--- Start of Provided records ---

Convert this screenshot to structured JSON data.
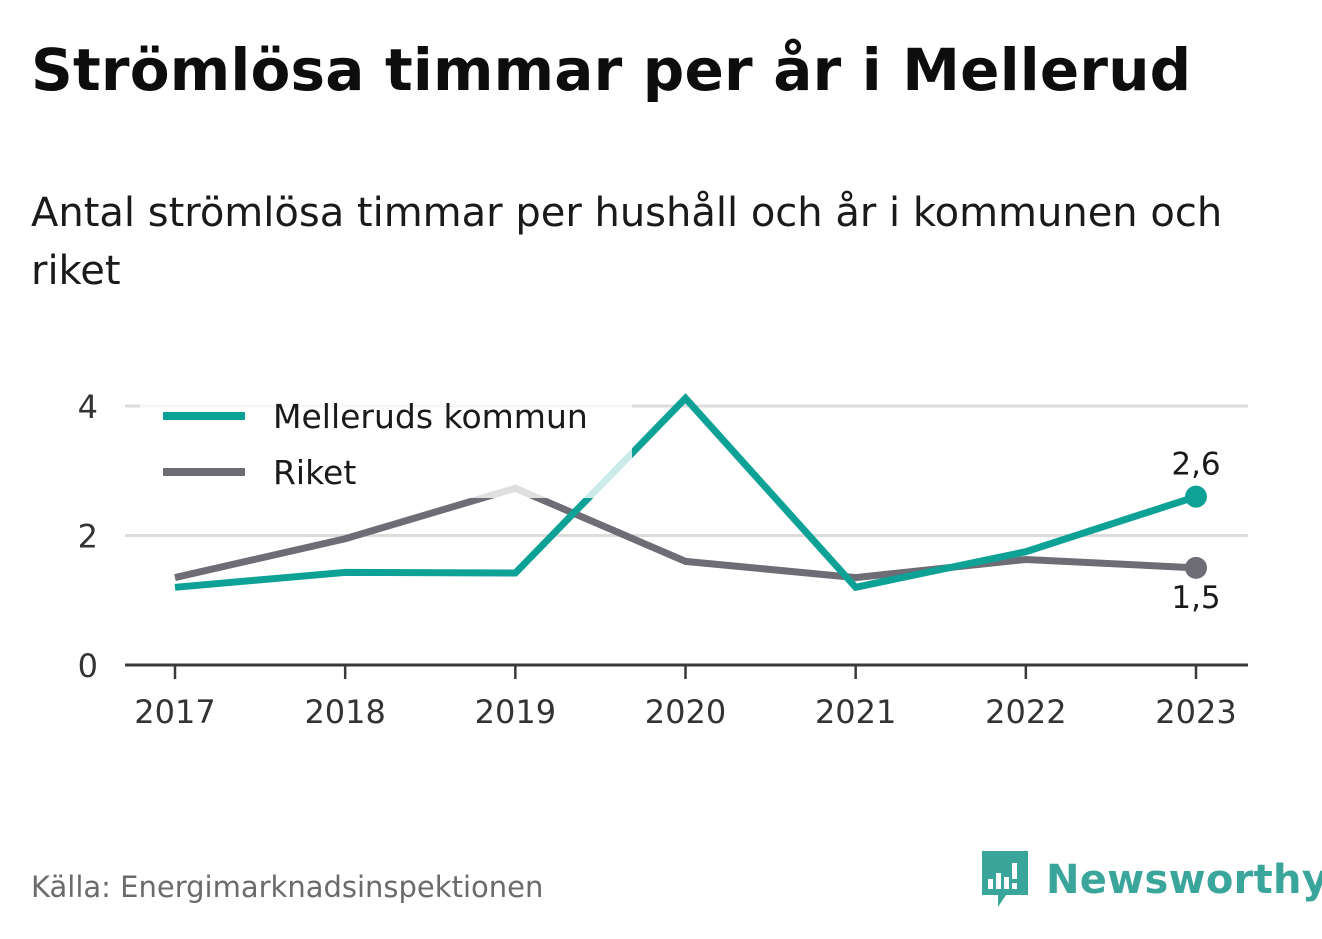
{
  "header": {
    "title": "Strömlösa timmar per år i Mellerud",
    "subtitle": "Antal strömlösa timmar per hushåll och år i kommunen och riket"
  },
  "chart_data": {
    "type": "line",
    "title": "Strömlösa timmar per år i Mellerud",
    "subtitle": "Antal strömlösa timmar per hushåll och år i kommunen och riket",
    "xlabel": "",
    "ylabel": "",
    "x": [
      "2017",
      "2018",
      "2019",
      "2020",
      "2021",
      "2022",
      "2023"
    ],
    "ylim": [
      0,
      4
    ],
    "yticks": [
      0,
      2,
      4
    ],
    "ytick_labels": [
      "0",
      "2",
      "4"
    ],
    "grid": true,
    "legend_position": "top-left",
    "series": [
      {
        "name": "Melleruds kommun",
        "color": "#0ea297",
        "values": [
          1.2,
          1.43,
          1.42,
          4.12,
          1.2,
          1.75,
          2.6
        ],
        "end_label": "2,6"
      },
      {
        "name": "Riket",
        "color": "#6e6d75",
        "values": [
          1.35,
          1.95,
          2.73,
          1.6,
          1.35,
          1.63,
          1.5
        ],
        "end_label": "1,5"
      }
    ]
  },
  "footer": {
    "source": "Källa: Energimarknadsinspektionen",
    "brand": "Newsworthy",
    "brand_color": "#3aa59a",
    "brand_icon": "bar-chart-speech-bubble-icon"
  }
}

--- End of Provided records ---

• _Task prompt_:
Exclude the pictures and transcribe all of the entries exactly.

• _Finished task_:
Convert this screenshot to structured JSON data.
{
  "header": {
    "title": "Strömlösa timmar per år i Mellerud",
    "subtitle": "Antal strömlösa timmar per hushåll och år i kommunen och riket"
  },
  "chart_data": {
    "type": "line",
    "title": "Strömlösa timmar per år i Mellerud",
    "subtitle": "Antal strömlösa timmar per hushåll och år i kommunen och riket",
    "xlabel": "",
    "ylabel": "",
    "x": [
      "2017",
      "2018",
      "2019",
      "2020",
      "2021",
      "2022",
      "2023"
    ],
    "ylim": [
      0,
      4
    ],
    "yticks": [
      0,
      2,
      4
    ],
    "ytick_labels": [
      "0",
      "2",
      "4"
    ],
    "grid": true,
    "legend_position": "top-left",
    "series": [
      {
        "name": "Melleruds kommun",
        "color": "#0ea297",
        "values": [
          1.2,
          1.43,
          1.42,
          4.12,
          1.2,
          1.75,
          2.6
        ],
        "end_label": "2,6"
      },
      {
        "name": "Riket",
        "color": "#6e6d75",
        "values": [
          1.35,
          1.95,
          2.73,
          1.6,
          1.35,
          1.63,
          1.5
        ],
        "end_label": "1,5"
      }
    ]
  },
  "footer": {
    "source": "Källa: Energimarknadsinspektionen",
    "brand": "Newsworthy",
    "brand_color": "#3aa59a",
    "brand_icon": "bar-chart-speech-bubble-icon"
  }
}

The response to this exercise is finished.